:: Objective ::
Transcribe every line exactly and omit anything that is a picture.

----------------------------------------

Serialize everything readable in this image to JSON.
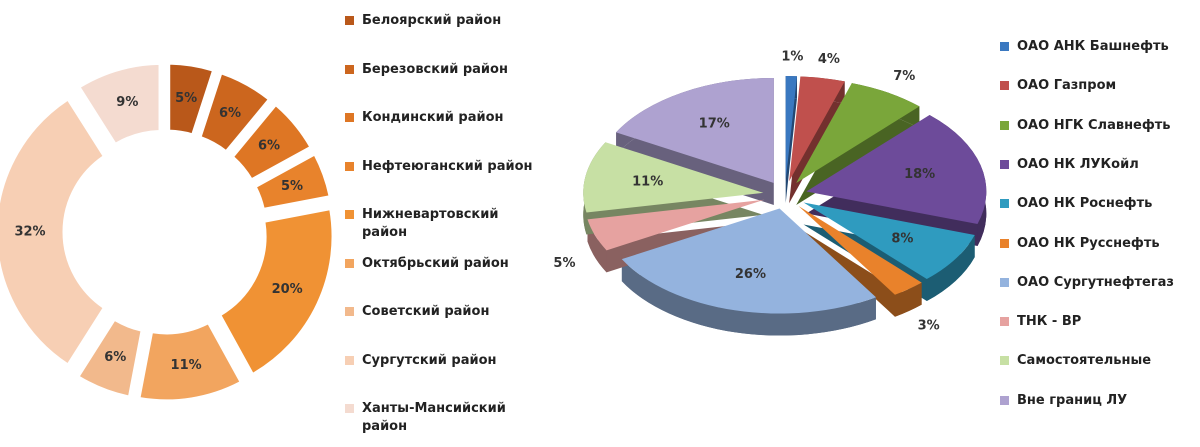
{
  "chart_data": [
    {
      "type": "donut",
      "categories": [
        "Белоярский район",
        "Березовский район",
        "Кондинский район",
        "Нефтеюганский район",
        "Нижневартовский район",
        "Октябрьский район",
        "Советский район",
        "Сургутский район",
        "Ханты-Мансийский район"
      ],
      "values": [
        5,
        6,
        6,
        5,
        20,
        11,
        6,
        32,
        9
      ],
      "value_labels": [
        "5%",
        "6%",
        "6%",
        "5%",
        "20%",
        "11%",
        "6%",
        "32%",
        "9%"
      ],
      "colors": [
        "#b9581a",
        "#cc661e",
        "#de7624",
        "#e8832c",
        "#f09234",
        "#f2a55f",
        "#f2b98c",
        "#f7cfb4",
        "#f4dbd0"
      ]
    },
    {
      "type": "pie",
      "categories": [
        "ОАО АНК Башнефть",
        "ОАО Газпром",
        "ОАО НГК Славнефть",
        "ОАО НК ЛУКойл",
        "ОАО НК Роснефть",
        "ОАО НК Русснефть",
        "ОАО Сургутнефтегаз",
        "ТНК - ВР",
        "Самостоятельные",
        "Вне границ ЛУ"
      ],
      "values": [
        1,
        4,
        7,
        18,
        8,
        3,
        26,
        5,
        11,
        17
      ],
      "value_labels": [
        "1%",
        "4%",
        "7%",
        "18%",
        "8%",
        "3%",
        "26%",
        "5%",
        "11%",
        "17%"
      ],
      "colors": [
        "#3a78c0",
        "#c0504d",
        "#7aa63a",
        "#6d4b9a",
        "#2f9bbf",
        "#e9822b",
        "#94b3de",
        "#e6a2a0",
        "#c7e0a4",
        "#aea2d0"
      ]
    }
  ]
}
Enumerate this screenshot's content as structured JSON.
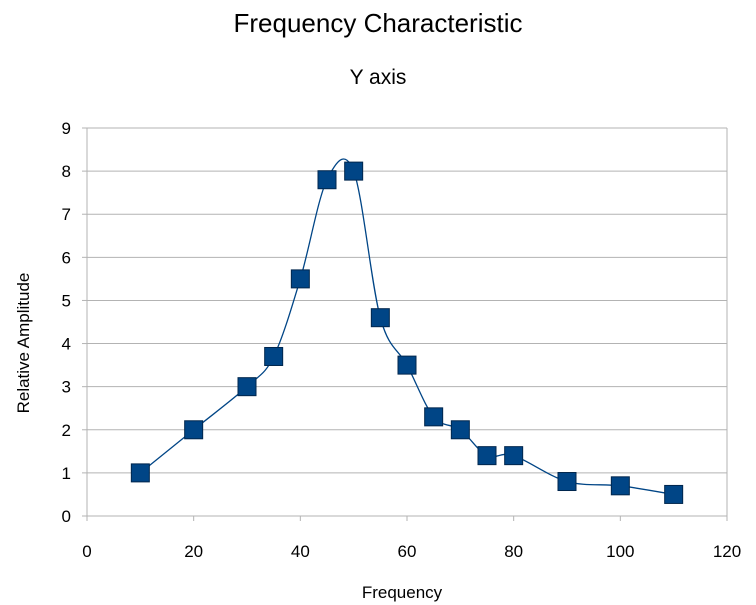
{
  "chart_data": {
    "type": "scatter",
    "title": "Frequency Characteristic",
    "subtitle": "Y axis",
    "xlabel": "Frequency",
    "ylabel": "Relative Amplitude",
    "xlim": [
      0,
      120
    ],
    "ylim": [
      0,
      9
    ],
    "xticks": [
      0,
      20,
      40,
      60,
      80,
      100,
      120
    ],
    "yticks": [
      0,
      1,
      2,
      3,
      4,
      5,
      6,
      7,
      8,
      9
    ],
    "grid": "horizontal",
    "smoothed_line": true,
    "series": [
      {
        "x": [
          10,
          20,
          30,
          35,
          40,
          45,
          50,
          55,
          60,
          65,
          70,
          75,
          80,
          90,
          100,
          110
        ],
        "y": [
          1,
          2,
          3,
          3.7,
          5.5,
          7.8,
          8,
          4.6,
          3.5,
          2.3,
          2,
          1.4,
          1.4,
          0.8,
          0.7,
          0.5
        ]
      }
    ],
    "colors": {
      "marker_fill": "#004586",
      "marker_stroke": "#00264d",
      "line": "#004586",
      "grid": "#b3b3b3",
      "axis": "#b3b3b3"
    }
  }
}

----------------------------------------

:: Result of the exercise ::
Serialize everything readable in this image to JSON.
{
  "chart_data": [
    {
      "type": "donut",
      "categories": [
        "Белоярский район",
        "Березовский район",
        "Кондинский район",
        "Нефтеюганский район",
        "Нижневартовский район",
        "Октябрьский район",
        "Советский район",
        "Сургутский район",
        "Ханты-Мансийский район"
      ],
      "values": [
        5,
        6,
        6,
        5,
        20,
        11,
        6,
        32,
        9
      ],
      "value_labels": [
        "5%",
        "6%",
        "6%",
        "5%",
        "20%",
        "11%",
        "6%",
        "32%",
        "9%"
      ],
      "colors": [
        "#b9581a",
        "#cc661e",
        "#de7624",
        "#e8832c",
        "#f09234",
        "#f2a55f",
        "#f2b98c",
        "#f7cfb4",
        "#f4dbd0"
      ]
    },
    {
      "type": "pie",
      "categories": [
        "ОАО АНК Башнефть",
        "ОАО Газпром",
        "ОАО НГК Славнефть",
        "ОАО НК ЛУКойл",
        "ОАО НК Роснефть",
        "ОАО НК Русснефть",
        "ОАО Сургутнефтегаз",
        "ТНК - ВР",
        "Самостоятельные",
        "Вне границ ЛУ"
      ],
      "values": [
        1,
        4,
        7,
        18,
        8,
        3,
        26,
        5,
        11,
        17
      ],
      "value_labels": [
        "1%",
        "4%",
        "7%",
        "18%",
        "8%",
        "3%",
        "26%",
        "5%",
        "11%",
        "17%"
      ],
      "colors": [
        "#3a78c0",
        "#c0504d",
        "#7aa63a",
        "#6d4b9a",
        "#2f9bbf",
        "#e9822b",
        "#94b3de",
        "#e6a2a0",
        "#c7e0a4",
        "#aea2d0"
      ]
    }
  ]
}
Enumerate this screenshot's content as structured JSON.
{
  "chart_data": {
    "type": "scatter",
    "title": "Frequency Characteristic",
    "subtitle": "Y axis",
    "xlabel": "Frequency",
    "ylabel": "Relative Amplitude",
    "xlim": [
      0,
      120
    ],
    "ylim": [
      0,
      9
    ],
    "xticks": [
      0,
      20,
      40,
      60,
      80,
      100,
      120
    ],
    "yticks": [
      0,
      1,
      2,
      3,
      4,
      5,
      6,
      7,
      8,
      9
    ],
    "grid": "horizontal",
    "smoothed_line": true,
    "series": [
      {
        "x": [
          10,
          20,
          30,
          35,
          40,
          45,
          50,
          55,
          60,
          65,
          70,
          75,
          80,
          90,
          100,
          110
        ],
        "y": [
          1,
          2,
          3,
          3.7,
          5.5,
          7.8,
          8,
          4.6,
          3.5,
          2.3,
          2,
          1.4,
          1.4,
          0.8,
          0.7,
          0.5
        ]
      }
    ],
    "colors": {
      "marker_fill": "#004586",
      "marker_stroke": "#00264d",
      "line": "#004586",
      "grid": "#b3b3b3",
      "axis": "#b3b3b3"
    }
  }
}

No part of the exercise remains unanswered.